■ **What is needed**:
Indicate only the number of lines in the listing below in which the word "минных" appears.

╭─ Task material

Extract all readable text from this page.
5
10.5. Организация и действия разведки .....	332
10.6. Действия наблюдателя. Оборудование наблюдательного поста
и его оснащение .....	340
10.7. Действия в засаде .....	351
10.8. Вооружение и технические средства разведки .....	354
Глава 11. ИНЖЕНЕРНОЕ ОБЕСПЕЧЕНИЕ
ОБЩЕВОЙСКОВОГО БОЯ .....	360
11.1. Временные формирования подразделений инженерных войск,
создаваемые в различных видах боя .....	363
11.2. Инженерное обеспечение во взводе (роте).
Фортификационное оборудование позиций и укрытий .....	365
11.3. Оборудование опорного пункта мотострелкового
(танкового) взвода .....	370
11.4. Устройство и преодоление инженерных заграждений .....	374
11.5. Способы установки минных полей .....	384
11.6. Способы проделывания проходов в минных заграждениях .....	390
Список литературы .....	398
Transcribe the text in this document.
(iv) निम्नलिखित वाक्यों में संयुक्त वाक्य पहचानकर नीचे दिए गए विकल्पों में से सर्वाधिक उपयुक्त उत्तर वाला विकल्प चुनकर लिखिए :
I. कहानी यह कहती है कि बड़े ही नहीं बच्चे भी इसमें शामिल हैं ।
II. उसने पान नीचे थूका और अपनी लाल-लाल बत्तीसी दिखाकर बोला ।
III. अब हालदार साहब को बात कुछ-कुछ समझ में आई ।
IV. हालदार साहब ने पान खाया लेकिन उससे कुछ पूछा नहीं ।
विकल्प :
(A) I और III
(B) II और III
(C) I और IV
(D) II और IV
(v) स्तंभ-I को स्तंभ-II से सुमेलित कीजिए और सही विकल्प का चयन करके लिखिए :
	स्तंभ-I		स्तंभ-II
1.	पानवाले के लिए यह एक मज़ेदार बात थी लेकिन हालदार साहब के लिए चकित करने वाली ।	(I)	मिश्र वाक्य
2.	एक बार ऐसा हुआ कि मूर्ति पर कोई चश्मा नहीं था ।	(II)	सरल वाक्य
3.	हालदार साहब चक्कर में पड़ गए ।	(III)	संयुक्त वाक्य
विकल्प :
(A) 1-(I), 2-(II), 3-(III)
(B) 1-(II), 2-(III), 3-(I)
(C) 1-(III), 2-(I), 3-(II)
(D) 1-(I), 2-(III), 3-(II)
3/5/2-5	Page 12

╰─

■ **Exercise output**:
2